> **Task inputs**
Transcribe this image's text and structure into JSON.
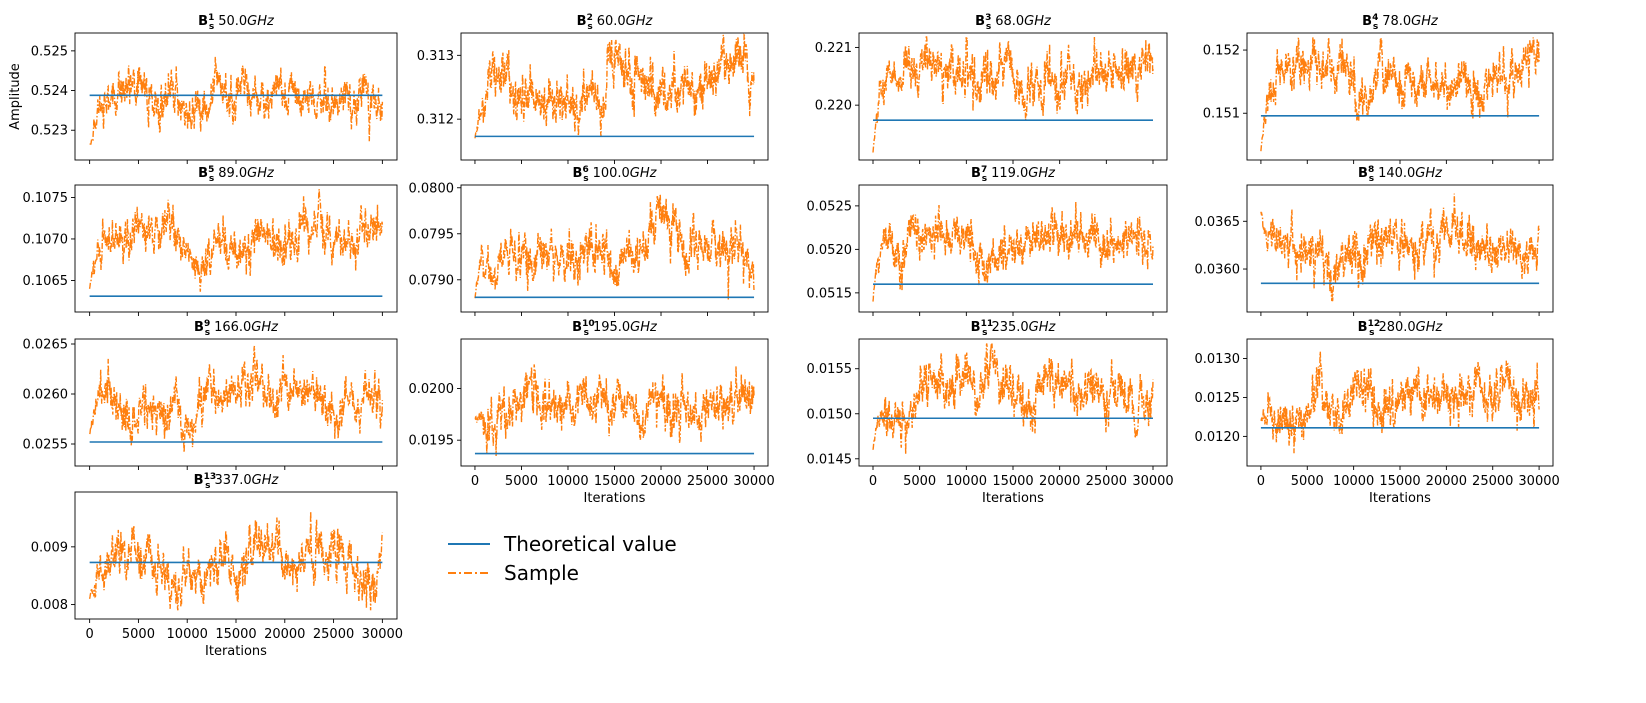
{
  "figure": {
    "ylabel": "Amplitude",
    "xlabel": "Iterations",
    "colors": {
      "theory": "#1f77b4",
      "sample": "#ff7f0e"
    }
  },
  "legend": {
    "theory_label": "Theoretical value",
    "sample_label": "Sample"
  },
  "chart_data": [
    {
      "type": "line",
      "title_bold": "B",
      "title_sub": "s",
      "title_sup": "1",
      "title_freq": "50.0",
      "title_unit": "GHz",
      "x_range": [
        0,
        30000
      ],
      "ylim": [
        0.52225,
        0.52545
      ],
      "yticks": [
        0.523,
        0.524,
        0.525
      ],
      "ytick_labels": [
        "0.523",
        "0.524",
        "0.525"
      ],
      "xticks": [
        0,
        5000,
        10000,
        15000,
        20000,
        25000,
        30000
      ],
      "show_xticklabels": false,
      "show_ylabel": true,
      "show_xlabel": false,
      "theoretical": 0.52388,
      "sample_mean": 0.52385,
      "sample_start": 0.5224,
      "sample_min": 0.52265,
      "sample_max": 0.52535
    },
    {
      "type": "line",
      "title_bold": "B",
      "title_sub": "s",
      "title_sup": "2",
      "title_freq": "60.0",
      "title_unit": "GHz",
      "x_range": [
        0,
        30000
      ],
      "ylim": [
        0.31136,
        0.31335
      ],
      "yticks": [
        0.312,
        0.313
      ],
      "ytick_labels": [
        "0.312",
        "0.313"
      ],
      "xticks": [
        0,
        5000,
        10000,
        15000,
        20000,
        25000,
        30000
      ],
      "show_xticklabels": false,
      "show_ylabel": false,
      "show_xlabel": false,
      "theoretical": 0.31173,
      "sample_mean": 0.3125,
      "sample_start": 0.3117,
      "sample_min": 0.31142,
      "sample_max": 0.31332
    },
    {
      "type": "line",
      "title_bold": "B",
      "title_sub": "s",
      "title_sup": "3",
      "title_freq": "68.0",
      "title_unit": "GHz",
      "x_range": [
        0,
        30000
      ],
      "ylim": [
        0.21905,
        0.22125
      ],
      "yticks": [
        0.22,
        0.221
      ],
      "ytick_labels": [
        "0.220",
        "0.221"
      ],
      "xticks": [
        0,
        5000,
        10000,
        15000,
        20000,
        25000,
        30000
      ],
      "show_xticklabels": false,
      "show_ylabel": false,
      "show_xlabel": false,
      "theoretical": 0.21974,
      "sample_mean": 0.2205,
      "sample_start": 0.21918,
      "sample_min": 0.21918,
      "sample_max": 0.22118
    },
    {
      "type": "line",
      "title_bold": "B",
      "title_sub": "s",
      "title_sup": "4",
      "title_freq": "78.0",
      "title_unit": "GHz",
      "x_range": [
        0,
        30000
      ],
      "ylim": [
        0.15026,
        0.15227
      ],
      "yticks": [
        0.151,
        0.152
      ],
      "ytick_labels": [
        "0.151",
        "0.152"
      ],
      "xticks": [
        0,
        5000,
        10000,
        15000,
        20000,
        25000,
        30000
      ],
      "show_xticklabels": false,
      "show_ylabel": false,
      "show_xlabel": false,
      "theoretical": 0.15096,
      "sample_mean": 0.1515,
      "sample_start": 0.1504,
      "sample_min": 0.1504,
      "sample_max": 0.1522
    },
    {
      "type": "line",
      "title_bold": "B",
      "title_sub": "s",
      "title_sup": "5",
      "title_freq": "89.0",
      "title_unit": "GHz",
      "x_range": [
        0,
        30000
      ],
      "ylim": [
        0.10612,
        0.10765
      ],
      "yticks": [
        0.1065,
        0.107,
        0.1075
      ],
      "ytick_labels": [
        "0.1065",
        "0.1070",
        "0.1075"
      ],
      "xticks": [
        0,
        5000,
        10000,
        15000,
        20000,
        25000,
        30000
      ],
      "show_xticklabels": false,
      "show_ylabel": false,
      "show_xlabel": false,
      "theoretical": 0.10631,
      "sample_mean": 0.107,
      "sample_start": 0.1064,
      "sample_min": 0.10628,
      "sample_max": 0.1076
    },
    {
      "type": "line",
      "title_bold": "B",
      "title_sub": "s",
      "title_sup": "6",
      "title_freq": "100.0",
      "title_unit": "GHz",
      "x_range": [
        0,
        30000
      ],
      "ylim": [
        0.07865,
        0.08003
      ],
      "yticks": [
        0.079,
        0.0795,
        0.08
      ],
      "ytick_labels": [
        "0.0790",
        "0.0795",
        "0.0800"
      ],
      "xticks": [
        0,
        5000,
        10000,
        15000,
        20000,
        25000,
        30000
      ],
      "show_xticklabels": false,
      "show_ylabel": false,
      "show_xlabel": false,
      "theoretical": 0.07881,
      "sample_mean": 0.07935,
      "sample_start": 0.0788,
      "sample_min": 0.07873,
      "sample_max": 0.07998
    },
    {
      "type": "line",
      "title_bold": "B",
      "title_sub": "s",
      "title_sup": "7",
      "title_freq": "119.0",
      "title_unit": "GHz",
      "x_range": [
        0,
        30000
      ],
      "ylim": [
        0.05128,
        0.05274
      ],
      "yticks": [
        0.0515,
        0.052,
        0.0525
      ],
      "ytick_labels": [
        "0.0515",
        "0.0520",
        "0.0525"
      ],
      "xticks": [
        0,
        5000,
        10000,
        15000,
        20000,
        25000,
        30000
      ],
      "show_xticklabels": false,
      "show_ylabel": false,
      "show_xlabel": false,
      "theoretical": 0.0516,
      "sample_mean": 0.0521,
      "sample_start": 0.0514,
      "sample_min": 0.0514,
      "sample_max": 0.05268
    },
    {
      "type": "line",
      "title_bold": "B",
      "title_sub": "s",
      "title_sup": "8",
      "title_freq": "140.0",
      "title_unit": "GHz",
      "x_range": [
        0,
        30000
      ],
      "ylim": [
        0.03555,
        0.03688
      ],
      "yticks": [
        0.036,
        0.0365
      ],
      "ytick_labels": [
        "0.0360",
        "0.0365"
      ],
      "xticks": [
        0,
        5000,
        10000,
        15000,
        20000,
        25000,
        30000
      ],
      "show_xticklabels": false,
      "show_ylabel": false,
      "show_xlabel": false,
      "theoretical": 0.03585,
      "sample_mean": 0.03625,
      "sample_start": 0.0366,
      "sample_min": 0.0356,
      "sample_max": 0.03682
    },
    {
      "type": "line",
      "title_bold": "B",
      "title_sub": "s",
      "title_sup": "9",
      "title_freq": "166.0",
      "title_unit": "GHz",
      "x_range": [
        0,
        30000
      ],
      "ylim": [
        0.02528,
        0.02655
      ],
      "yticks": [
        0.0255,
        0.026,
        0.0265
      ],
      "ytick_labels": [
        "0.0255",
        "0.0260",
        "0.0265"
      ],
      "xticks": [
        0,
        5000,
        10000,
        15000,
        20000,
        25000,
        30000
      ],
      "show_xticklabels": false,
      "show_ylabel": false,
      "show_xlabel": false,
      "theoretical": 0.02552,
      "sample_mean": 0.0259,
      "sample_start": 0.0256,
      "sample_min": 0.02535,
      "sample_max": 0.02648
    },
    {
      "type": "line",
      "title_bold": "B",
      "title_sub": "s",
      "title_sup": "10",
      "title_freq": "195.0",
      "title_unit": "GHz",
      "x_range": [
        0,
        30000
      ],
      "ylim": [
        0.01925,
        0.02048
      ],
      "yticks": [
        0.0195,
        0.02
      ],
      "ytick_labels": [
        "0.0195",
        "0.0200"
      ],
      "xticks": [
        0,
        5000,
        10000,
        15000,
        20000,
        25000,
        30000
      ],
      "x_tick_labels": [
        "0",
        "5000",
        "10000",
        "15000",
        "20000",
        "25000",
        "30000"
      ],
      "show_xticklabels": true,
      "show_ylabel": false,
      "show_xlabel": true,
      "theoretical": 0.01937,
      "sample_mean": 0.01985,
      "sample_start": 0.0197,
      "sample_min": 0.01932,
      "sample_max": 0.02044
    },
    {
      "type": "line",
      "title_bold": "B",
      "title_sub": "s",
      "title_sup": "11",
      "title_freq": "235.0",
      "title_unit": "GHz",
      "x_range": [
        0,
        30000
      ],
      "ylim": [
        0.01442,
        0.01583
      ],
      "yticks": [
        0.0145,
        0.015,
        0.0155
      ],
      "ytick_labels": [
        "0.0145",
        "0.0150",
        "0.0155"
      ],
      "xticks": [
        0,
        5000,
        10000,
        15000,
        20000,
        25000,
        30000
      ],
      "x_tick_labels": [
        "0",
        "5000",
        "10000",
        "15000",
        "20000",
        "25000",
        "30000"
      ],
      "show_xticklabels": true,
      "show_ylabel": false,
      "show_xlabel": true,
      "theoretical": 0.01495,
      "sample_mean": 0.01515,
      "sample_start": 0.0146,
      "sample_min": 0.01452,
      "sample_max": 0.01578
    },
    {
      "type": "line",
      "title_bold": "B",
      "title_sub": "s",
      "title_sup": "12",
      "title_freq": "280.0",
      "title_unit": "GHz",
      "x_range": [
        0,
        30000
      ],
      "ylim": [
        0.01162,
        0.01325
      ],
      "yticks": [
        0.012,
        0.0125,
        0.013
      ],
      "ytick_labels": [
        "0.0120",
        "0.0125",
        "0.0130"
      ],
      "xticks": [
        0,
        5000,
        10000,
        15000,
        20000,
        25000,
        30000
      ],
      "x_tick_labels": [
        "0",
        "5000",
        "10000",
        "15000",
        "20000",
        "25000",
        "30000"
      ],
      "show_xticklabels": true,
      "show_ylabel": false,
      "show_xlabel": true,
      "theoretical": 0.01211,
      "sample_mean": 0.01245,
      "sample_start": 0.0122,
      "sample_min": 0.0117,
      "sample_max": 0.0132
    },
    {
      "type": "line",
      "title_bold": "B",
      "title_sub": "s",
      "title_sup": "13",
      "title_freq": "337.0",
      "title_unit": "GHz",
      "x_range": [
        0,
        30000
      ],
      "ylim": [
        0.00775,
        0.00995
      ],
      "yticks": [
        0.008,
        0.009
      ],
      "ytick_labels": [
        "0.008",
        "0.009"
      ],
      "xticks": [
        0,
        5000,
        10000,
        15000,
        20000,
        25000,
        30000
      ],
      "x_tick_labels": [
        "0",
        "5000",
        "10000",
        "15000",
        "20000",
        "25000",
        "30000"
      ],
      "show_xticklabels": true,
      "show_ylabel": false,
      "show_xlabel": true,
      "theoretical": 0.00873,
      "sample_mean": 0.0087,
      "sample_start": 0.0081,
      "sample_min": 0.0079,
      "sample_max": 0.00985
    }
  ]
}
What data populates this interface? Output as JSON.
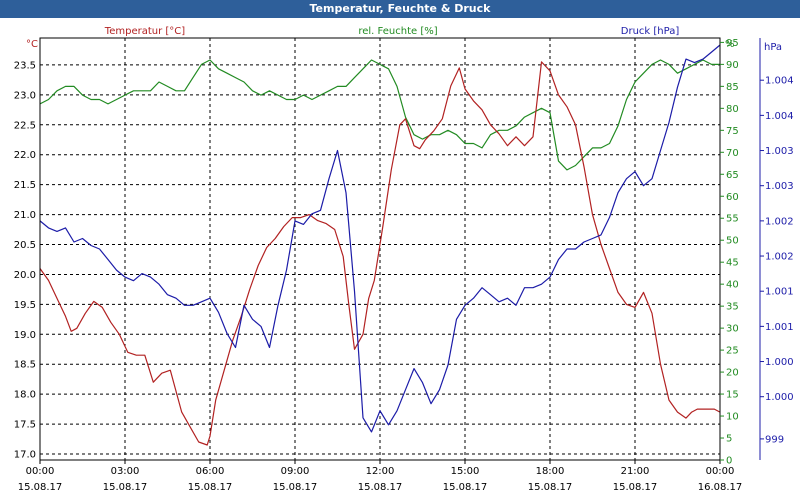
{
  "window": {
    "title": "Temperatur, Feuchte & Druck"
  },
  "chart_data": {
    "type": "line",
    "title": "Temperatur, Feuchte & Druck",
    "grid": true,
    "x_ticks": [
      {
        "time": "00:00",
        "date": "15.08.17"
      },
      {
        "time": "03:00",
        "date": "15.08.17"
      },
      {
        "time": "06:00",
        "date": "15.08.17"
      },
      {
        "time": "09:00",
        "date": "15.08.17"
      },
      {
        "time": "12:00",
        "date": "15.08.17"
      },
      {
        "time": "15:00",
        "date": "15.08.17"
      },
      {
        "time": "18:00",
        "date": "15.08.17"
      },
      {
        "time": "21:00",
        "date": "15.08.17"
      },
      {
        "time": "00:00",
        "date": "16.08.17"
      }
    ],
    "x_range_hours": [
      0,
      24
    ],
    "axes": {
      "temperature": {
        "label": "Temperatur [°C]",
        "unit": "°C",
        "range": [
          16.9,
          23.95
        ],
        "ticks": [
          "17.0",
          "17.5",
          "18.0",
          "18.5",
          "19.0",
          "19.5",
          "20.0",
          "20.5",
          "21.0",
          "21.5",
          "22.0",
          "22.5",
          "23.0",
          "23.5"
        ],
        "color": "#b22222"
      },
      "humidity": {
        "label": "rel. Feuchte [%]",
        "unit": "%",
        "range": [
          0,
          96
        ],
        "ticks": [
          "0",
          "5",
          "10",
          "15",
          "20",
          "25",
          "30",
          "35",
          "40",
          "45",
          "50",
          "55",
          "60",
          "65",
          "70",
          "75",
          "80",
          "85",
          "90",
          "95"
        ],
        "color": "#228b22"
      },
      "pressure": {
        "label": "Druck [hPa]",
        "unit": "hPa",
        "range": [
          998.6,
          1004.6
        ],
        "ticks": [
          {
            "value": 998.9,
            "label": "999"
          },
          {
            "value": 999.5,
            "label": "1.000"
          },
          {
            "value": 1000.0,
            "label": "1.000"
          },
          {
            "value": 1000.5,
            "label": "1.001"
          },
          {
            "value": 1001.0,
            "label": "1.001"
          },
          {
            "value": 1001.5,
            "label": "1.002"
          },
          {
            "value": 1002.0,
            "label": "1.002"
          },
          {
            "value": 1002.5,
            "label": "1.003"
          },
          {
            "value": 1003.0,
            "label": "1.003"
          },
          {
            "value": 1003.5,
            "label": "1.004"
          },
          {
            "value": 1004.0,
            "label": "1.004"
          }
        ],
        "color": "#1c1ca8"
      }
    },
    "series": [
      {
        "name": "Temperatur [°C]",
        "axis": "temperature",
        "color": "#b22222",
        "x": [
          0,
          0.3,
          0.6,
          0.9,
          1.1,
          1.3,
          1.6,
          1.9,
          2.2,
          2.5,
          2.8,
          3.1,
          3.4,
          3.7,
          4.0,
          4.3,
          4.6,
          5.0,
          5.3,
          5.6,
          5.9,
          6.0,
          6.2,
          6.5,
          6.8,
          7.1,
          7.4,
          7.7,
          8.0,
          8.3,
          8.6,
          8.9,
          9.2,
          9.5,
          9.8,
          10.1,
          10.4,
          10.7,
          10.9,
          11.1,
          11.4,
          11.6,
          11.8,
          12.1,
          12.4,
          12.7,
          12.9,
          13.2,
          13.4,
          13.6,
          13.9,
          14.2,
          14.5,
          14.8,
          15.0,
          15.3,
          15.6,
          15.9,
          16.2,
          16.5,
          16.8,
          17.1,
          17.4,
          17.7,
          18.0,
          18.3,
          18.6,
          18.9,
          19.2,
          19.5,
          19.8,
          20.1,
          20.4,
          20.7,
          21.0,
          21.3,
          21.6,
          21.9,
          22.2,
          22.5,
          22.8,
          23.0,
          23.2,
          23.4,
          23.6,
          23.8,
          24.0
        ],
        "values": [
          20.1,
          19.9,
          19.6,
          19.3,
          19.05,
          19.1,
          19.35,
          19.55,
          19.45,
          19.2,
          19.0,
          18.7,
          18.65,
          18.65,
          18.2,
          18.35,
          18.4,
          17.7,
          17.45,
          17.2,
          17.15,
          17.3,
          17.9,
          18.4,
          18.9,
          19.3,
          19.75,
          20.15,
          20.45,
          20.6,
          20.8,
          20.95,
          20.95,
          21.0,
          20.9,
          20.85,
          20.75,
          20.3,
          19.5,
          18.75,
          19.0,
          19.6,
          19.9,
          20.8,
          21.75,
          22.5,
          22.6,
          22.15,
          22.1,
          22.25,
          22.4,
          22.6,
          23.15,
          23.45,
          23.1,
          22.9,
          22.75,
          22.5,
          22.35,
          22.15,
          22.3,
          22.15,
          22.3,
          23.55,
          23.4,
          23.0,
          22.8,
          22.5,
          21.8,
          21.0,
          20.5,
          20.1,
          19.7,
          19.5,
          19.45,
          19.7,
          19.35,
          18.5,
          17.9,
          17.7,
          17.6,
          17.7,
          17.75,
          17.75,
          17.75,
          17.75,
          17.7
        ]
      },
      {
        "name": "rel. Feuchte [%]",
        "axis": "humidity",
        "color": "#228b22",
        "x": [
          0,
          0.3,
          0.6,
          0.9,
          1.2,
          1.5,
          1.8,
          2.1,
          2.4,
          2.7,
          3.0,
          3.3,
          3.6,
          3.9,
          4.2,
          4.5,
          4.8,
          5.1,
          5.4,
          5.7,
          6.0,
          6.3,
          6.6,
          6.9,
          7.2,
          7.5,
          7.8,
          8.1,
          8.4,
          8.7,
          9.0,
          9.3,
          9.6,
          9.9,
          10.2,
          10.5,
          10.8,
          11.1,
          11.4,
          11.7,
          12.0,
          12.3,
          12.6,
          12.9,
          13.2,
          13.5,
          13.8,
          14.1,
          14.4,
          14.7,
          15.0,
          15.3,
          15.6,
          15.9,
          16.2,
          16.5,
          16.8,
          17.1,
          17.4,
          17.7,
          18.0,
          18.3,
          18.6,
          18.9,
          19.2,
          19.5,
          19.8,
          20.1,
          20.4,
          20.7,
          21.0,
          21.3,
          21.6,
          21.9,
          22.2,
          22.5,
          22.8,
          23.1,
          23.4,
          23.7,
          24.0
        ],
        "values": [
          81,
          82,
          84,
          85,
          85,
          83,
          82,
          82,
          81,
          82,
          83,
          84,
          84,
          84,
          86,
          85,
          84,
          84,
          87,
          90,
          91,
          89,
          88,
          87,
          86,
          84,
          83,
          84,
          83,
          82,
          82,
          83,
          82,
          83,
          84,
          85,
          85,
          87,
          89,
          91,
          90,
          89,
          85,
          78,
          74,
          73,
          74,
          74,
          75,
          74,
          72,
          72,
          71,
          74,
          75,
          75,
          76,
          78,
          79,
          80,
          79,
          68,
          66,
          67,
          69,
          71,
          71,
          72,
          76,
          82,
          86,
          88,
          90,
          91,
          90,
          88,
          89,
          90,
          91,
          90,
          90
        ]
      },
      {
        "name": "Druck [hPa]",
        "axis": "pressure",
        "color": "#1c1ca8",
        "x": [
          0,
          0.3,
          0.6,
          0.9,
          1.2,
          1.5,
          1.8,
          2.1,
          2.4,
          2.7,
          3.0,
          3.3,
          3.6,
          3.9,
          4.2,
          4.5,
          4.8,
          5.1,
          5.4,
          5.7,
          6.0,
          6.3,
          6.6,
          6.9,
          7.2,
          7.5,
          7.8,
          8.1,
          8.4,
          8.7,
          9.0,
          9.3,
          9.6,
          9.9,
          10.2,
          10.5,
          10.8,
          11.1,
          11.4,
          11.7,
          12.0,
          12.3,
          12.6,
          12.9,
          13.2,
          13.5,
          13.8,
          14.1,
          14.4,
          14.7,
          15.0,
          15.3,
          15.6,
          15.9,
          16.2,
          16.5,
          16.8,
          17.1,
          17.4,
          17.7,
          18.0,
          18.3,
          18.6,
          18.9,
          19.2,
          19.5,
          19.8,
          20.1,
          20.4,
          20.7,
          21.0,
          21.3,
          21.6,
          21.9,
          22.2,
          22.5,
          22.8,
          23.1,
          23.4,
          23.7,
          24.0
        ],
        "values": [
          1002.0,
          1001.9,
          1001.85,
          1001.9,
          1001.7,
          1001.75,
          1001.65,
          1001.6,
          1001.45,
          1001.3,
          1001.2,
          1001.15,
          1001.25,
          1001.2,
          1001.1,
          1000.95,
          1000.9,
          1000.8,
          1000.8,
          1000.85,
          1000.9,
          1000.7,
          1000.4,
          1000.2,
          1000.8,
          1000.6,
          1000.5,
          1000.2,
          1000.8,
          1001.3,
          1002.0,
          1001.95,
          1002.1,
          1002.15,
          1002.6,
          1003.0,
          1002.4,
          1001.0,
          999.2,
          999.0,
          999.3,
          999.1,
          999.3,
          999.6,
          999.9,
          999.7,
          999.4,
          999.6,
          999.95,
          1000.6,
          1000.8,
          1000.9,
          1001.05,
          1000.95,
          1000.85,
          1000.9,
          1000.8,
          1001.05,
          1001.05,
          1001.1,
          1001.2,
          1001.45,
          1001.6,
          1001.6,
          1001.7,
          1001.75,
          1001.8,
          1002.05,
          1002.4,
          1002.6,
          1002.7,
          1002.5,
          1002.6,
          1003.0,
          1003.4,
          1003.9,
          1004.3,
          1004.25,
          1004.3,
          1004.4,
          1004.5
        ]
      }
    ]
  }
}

> **What is required**
The word "Druck" may occur in lines of the records. Report how many such lines there are, giving only the number.

> **Solution to this task**
4